### Exercise materials
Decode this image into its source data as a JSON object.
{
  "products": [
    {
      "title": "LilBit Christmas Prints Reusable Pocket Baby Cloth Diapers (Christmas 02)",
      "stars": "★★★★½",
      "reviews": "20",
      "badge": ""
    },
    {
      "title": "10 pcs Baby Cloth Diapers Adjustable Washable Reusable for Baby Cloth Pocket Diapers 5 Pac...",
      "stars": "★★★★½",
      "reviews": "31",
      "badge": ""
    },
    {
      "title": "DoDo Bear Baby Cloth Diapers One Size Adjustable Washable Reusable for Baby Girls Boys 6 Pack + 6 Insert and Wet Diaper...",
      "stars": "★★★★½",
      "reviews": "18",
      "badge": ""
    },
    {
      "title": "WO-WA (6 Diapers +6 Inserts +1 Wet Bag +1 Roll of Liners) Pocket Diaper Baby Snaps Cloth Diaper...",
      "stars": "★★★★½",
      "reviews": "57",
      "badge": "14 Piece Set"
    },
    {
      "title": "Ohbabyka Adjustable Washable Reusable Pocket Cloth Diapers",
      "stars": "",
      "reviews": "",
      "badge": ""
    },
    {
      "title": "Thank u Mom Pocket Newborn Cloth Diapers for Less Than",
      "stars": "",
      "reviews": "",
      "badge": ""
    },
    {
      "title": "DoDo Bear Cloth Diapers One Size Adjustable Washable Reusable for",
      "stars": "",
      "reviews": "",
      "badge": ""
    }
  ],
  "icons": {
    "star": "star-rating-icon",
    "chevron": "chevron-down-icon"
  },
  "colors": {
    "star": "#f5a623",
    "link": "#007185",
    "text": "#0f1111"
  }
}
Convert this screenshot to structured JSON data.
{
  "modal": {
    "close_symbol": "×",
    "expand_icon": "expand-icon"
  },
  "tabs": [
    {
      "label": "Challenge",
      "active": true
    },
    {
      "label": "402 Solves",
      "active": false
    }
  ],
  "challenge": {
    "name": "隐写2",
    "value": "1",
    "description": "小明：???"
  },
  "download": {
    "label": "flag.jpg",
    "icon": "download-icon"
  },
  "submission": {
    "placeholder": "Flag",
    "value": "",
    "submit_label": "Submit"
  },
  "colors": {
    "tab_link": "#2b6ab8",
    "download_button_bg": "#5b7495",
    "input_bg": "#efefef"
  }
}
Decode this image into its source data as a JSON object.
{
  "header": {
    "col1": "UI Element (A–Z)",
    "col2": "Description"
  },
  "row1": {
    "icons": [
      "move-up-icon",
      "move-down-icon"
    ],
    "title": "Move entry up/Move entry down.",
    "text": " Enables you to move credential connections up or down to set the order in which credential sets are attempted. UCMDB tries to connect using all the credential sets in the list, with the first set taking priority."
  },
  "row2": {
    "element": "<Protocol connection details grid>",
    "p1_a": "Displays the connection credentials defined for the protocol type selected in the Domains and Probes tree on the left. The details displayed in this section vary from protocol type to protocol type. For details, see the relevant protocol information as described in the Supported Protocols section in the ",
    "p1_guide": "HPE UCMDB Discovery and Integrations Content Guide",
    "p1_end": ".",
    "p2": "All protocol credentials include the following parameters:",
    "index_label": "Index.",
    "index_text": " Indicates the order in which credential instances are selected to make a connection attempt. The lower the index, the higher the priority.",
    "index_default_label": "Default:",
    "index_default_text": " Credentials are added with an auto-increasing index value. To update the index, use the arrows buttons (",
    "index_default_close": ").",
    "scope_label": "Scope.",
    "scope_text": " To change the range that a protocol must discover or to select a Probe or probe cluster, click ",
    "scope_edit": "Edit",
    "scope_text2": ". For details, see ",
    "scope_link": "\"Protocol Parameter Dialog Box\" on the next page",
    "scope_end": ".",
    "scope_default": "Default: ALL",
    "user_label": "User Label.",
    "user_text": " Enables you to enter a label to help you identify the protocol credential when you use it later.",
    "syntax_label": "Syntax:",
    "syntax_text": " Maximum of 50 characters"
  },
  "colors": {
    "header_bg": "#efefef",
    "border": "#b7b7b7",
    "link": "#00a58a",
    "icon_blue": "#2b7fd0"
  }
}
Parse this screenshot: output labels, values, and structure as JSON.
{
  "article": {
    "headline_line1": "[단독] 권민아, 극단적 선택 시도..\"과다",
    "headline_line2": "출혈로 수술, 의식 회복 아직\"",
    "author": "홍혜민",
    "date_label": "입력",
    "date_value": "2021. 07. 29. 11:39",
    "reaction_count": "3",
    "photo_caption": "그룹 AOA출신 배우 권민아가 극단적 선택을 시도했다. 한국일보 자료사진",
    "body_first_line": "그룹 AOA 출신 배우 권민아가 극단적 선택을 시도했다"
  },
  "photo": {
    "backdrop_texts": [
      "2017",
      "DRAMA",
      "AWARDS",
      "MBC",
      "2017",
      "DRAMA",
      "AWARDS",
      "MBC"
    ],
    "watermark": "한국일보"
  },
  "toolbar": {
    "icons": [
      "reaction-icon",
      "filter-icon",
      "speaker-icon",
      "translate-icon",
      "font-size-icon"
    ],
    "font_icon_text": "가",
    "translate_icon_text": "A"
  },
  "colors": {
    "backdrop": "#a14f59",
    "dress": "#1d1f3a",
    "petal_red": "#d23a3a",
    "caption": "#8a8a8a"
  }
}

### Stated exercise
Reproduce the entries above exactly.

### Final answer
Decode this image into its source data as a JSON object.
{
  "products": [
    {
      "title": "LilBit Christmas Prints Reusable Pocket Baby Cloth Diapers (Christmas 02)",
      "stars": "★★★★½",
      "reviews": "20",
      "badge": ""
    },
    {
      "title": "10 pcs Baby Cloth Diapers Adjustable Washable Reusable for Baby Cloth Pocket Diapers 5 Pac...",
      "stars": "★★★★½",
      "reviews": "31",
      "badge": ""
    },
    {
      "title": "DoDo Bear Baby Cloth Diapers One Size Adjustable Washable Reusable for Baby Girls Boys 6 Pack + 6 Insert and Wet Diaper...",
      "stars": "★★★★½",
      "reviews": "18",
      "badge": ""
    },
    {
      "title": "WO-WA (6 Diapers +6 Inserts +1 Wet Bag +1 Roll of Liners) Pocket Diaper Baby Snaps Cloth Diaper...",
      "stars": "★★★★½",
      "reviews": "57",
      "badge": "14 Piece Set"
    },
    {
      "title": "Ohbabyka Adjustable Washable Reusable Pocket Cloth Diapers",
      "stars": "",
      "reviews": "",
      "badge": ""
    },
    {
      "title": "Thank u Mom Pocket Newborn Cloth Diapers for Less Than",
      "stars": "",
      "reviews": "",
      "badge": ""
    },
    {
      "title": "DoDo Bear Cloth Diapers One Size Adjustable Washable Reusable for",
      "stars": "",
      "reviews": "",
      "badge": ""
    }
  ],
  "icons": {
    "star": "star-rating-icon",
    "chevron": "chevron-down-icon"
  },
  "colors": {
    "star": "#f5a623",
    "link": "#007185",
    "text": "#0f1111"
  }
}
Convert this screenshot to structured JSON data.
{
  "modal": {
    "close_symbol": "×",
    "expand_icon": "expand-icon"
  },
  "tabs": [
    {
      "label": "Challenge",
      "active": true
    },
    {
      "label": "402 Solves",
      "active": false
    }
  ],
  "challenge": {
    "name": "隐写2",
    "value": "1",
    "description": "小明：???"
  },
  "download": {
    "label": "flag.jpg",
    "icon": "download-icon"
  },
  "submission": {
    "placeholder": "Flag",
    "value": "",
    "submit_label": "Submit"
  },
  "colors": {
    "tab_link": "#2b6ab8",
    "download_button_bg": "#5b7495",
    "input_bg": "#efefef"
  }
}
Decode this image into its source data as a JSON object.
{
  "header": {
    "col1": "UI Element (A–Z)",
    "col2": "Description"
  },
  "row1": {
    "icons": [
      "move-up-icon",
      "move-down-icon"
    ],
    "title": "Move entry up/Move entry down.",
    "text": " Enables you to move credential connections up or down to set the order in which credential sets are attempted. UCMDB tries to connect using all the credential sets in the list, with the first set taking priority."
  },
  "row2": {
    "element": "<Protocol connection details grid>",
    "p1_a": "Displays the connection credentials defined for the protocol type selected in the Domains and Probes tree on the left. The details displayed in this section vary from protocol type to protocol type. For details, see the relevant protocol information as described in the Supported Protocols section in the ",
    "p1_guide": "HPE UCMDB Discovery and Integrations Content Guide",
    "p1_end": ".",
    "p2": "All protocol credentials include the following parameters:",
    "index_label": "Index.",
    "index_text": " Indicates the order in which credential instances are selected to make a connection attempt. The lower the index, the higher the priority.",
    "index_default_label": "Default:",
    "index_default_text": " Credentials are added with an auto-increasing index value. To update the index, use the arrows buttons (",
    "index_default_close": ").",
    "scope_label": "Scope.",
    "scope_text": " To change the range that a protocol must discover or to select a Probe or probe cluster, click ",
    "scope_edit": "Edit",
    "scope_text2": ". For details, see ",
    "scope_link": "\"Protocol Parameter Dialog Box\" on the next page",
    "scope_end": ".",
    "scope_default": "Default: ALL",
    "user_label": "User Label.",
    "user_text": " Enables you to enter a label to help you identify the protocol credential when you use it later.",
    "syntax_label": "Syntax:",
    "syntax_text": " Maximum of 50 characters"
  },
  "colors": {
    "header_bg": "#efefef",
    "border": "#b7b7b7",
    "link": "#00a58a",
    "icon_blue": "#2b7fd0"
  }
}
Parse this screenshot: output labels, values, and structure as JSON.
{
  "article": {
    "headline_line1": "[단독] 권민아, 극단적 선택 시도..\"과다",
    "headline_line2": "출혈로 수술, 의식 회복 아직\"",
    "author": "홍혜민",
    "date_label": "입력",
    "date_value": "2021. 07. 29. 11:39",
    "reaction_count": "3",
    "photo_caption": "그룹 AOA출신 배우 권민아가 극단적 선택을 시도했다. 한국일보 자료사진",
    "body_first_line": "그룹 AOA 출신 배우 권민아가 극단적 선택을 시도했다"
  },
  "photo": {
    "backdrop_texts": [
      "2017",
      "DRAMA",
      "AWARDS",
      "MBC",
      "2017",
      "DRAMA",
      "AWARDS",
      "MBC"
    ],
    "watermark": "한국일보"
  },
  "toolbar": {
    "icons": [
      "reaction-icon",
      "filter-icon",
      "speaker-icon",
      "translate-icon",
      "font-size-icon"
    ],
    "font_icon_text": "가",
    "translate_icon_text": "A"
  },
  "colors": {
    "backdrop": "#a14f59",
    "dress": "#1d1f3a",
    "petal_red": "#d23a3a",
    "caption": "#8a8a8a"
  }
}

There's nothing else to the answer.